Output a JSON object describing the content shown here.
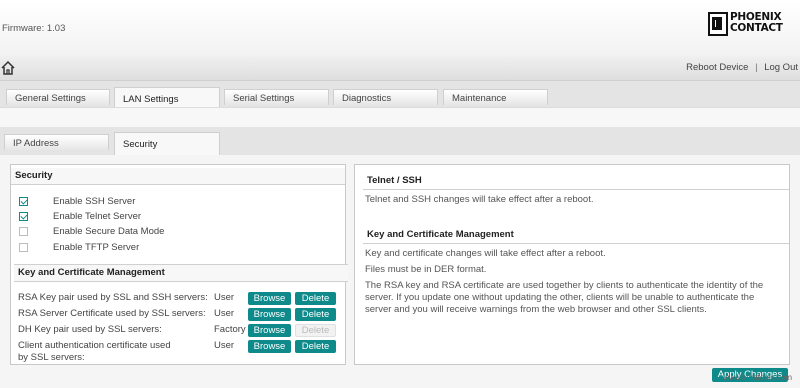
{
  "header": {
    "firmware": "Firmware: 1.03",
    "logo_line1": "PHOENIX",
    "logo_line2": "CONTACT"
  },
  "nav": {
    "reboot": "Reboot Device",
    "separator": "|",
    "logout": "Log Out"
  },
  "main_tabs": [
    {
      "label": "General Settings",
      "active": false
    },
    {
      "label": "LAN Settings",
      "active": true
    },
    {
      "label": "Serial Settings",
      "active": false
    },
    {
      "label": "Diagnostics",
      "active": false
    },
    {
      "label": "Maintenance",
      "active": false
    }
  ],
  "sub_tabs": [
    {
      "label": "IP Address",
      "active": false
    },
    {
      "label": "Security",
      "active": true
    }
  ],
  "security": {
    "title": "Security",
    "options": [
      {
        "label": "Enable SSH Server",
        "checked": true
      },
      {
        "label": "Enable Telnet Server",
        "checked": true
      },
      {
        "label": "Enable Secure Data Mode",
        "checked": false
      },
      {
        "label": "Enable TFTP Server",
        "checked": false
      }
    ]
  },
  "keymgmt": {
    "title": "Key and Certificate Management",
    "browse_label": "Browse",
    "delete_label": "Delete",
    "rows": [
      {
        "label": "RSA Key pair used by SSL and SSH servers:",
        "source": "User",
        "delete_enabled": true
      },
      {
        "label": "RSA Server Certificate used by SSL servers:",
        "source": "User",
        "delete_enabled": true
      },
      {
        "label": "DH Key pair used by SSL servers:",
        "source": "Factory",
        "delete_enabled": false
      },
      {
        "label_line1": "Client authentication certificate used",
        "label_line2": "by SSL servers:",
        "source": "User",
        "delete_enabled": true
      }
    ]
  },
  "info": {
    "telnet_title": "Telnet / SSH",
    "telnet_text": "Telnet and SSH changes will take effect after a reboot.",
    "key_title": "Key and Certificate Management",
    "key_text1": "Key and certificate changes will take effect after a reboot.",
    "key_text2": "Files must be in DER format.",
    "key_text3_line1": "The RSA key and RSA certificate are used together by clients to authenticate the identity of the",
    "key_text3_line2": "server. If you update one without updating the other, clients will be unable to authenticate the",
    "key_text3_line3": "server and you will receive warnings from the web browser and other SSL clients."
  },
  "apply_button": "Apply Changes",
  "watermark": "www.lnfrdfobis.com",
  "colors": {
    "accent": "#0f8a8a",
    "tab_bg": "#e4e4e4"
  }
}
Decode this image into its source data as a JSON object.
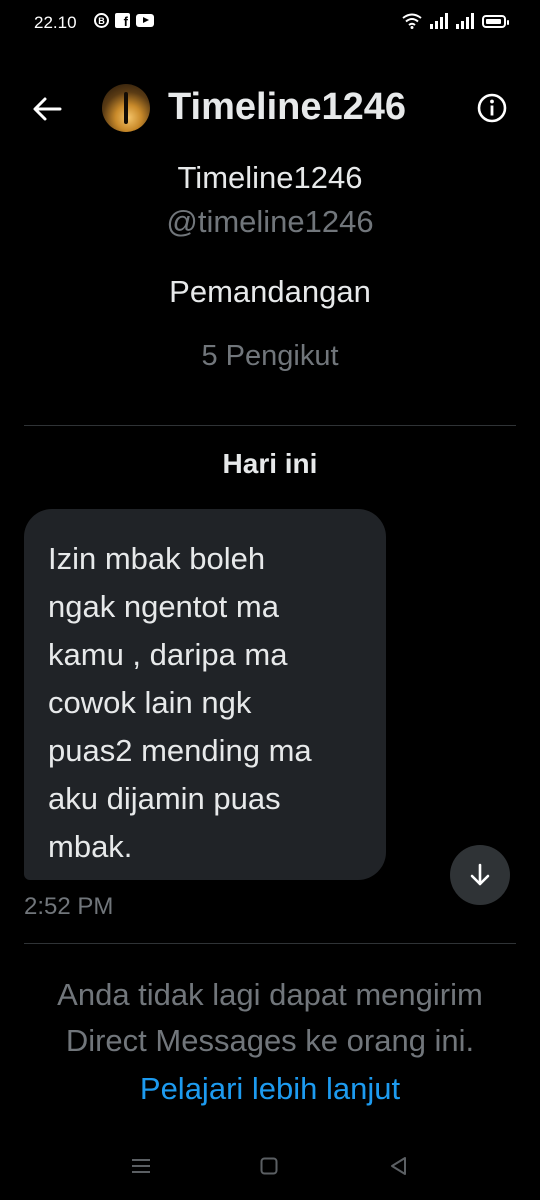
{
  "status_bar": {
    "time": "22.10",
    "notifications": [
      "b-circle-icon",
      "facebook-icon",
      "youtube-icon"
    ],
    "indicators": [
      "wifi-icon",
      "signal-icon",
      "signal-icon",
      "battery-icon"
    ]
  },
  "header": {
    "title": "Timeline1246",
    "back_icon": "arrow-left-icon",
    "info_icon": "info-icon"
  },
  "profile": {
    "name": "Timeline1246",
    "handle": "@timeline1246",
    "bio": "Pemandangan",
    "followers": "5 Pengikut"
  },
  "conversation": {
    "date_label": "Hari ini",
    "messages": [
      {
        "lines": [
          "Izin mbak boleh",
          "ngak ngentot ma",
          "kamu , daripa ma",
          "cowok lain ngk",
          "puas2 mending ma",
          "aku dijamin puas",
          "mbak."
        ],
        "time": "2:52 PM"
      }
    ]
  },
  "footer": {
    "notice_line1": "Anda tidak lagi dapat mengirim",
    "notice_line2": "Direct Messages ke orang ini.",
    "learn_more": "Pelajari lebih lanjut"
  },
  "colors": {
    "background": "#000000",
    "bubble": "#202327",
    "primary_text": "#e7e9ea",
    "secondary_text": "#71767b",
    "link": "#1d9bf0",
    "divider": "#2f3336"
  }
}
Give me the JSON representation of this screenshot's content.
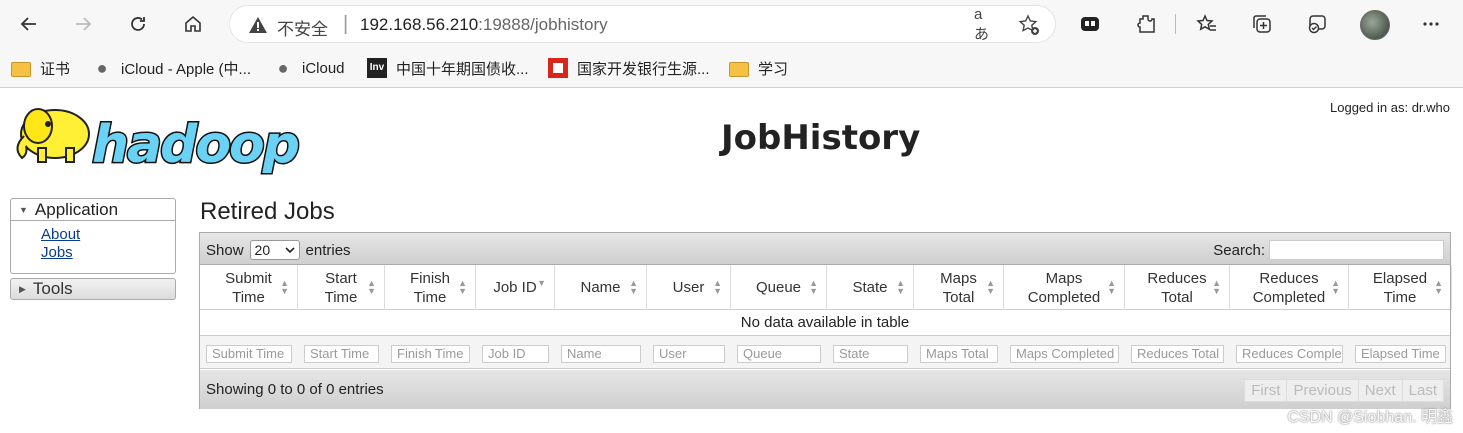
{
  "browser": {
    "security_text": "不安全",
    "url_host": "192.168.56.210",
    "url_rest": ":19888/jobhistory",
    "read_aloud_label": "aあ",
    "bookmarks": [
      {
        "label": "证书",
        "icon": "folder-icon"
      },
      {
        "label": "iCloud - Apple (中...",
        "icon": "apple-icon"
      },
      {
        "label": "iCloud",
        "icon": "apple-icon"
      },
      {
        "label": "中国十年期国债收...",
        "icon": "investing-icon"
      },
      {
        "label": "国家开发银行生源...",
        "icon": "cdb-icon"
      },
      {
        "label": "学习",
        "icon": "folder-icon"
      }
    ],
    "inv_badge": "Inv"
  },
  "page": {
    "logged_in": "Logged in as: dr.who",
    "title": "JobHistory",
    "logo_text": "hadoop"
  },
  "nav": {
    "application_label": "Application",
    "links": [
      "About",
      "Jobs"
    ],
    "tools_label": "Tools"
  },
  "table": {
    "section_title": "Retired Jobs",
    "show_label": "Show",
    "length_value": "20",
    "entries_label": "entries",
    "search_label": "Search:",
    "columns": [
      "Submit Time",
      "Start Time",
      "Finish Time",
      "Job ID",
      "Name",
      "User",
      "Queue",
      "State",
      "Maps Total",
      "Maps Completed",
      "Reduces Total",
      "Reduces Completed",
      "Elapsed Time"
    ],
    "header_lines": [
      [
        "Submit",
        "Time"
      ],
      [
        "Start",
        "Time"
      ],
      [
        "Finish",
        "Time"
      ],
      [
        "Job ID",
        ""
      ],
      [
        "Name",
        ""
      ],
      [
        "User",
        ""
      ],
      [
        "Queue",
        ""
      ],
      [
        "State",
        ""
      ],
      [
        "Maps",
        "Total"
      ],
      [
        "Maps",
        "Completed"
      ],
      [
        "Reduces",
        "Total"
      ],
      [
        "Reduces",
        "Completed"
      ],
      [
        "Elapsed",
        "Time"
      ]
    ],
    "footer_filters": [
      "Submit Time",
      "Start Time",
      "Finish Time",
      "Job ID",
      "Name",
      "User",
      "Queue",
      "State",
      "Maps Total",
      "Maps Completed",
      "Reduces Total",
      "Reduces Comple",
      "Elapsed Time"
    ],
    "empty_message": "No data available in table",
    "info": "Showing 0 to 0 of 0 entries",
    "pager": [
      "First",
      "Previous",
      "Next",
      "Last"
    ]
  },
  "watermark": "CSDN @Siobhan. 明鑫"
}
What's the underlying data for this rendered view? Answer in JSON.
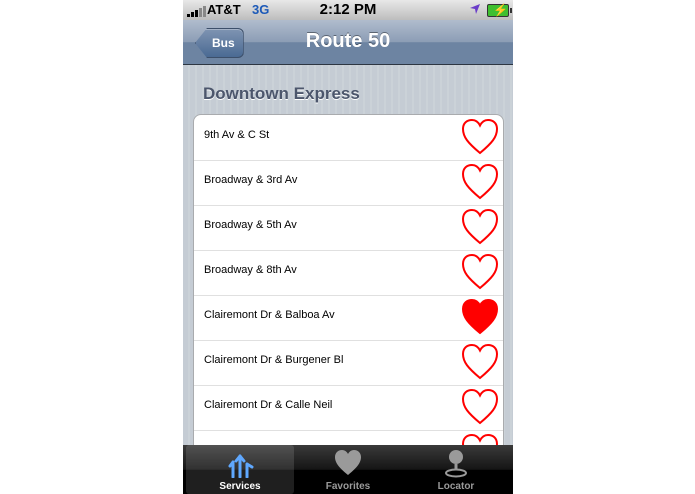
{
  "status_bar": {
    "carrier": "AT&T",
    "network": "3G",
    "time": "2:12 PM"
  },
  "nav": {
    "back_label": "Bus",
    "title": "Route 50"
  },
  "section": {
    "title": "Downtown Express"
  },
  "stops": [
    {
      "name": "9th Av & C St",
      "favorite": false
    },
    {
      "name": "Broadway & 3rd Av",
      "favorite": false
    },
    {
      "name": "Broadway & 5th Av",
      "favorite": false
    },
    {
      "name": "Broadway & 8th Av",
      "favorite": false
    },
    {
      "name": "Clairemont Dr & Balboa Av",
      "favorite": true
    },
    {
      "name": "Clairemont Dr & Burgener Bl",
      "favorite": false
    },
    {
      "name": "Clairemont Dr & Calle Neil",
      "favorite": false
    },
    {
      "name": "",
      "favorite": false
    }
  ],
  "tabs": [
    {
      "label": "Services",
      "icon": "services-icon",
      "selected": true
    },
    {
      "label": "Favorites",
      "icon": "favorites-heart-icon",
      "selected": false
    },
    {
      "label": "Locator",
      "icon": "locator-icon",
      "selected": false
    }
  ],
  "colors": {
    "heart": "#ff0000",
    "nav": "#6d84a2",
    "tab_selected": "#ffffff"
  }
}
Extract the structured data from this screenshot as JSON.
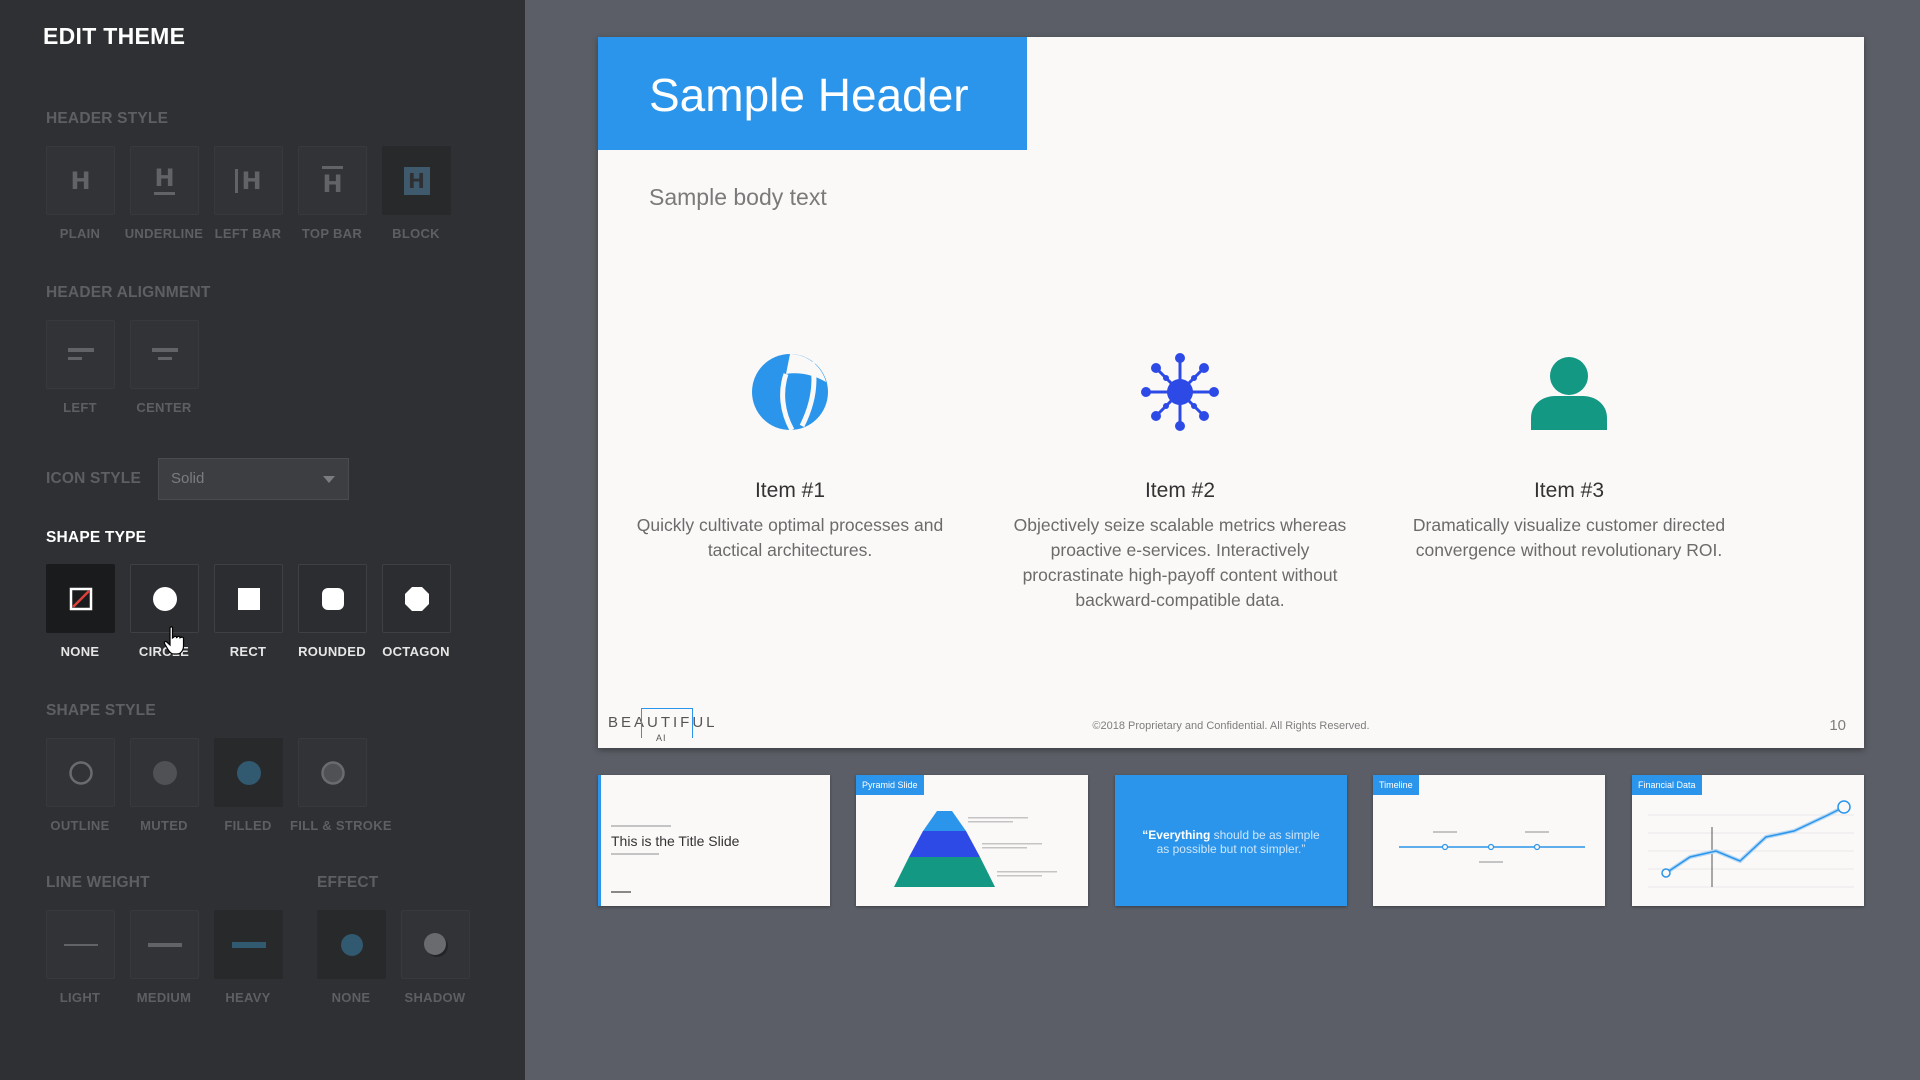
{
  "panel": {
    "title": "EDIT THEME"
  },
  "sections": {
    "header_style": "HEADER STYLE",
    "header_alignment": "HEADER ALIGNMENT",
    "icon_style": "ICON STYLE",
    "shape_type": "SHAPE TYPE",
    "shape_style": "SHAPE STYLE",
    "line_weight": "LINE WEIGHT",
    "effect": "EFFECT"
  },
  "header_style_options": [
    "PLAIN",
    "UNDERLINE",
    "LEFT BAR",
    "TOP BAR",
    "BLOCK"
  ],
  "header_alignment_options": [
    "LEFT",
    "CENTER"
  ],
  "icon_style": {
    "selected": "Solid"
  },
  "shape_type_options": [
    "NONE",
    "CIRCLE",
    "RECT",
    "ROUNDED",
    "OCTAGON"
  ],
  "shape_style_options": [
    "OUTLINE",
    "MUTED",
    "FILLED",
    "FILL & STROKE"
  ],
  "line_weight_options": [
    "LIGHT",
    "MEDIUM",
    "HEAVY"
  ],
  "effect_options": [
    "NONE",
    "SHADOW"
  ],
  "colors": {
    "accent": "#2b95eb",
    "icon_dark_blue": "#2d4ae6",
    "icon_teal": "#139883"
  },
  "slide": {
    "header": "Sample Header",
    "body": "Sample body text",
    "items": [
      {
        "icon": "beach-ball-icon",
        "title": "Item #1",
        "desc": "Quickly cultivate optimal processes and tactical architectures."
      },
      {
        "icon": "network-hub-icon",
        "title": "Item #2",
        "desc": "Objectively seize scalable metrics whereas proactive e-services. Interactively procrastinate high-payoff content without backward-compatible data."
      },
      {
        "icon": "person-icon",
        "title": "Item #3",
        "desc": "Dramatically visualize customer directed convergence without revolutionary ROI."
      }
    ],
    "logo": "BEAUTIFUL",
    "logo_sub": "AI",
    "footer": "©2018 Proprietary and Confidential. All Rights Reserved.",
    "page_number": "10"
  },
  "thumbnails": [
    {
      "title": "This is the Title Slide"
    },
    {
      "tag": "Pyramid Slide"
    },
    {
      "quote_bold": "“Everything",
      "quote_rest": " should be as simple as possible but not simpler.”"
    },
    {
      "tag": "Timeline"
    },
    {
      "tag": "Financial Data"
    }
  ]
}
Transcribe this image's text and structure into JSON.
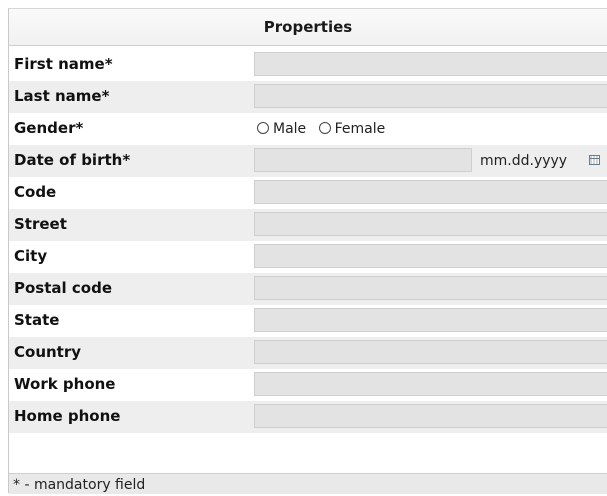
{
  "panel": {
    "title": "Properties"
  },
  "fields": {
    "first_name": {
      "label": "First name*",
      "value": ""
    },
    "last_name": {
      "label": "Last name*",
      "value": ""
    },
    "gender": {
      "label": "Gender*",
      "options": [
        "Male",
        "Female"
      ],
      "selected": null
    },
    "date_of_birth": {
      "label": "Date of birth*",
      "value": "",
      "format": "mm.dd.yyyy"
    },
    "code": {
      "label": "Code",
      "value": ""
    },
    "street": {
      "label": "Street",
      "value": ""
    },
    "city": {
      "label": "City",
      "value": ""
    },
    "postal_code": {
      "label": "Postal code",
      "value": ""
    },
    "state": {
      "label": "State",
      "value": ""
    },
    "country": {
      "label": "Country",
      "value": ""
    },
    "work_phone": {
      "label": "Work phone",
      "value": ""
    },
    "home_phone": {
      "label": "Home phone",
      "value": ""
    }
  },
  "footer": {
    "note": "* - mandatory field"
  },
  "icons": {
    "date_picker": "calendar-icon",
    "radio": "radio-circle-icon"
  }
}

● Prompt: Find how many lines in the records contain the string "servers", then give the number alone.

● Full output: 4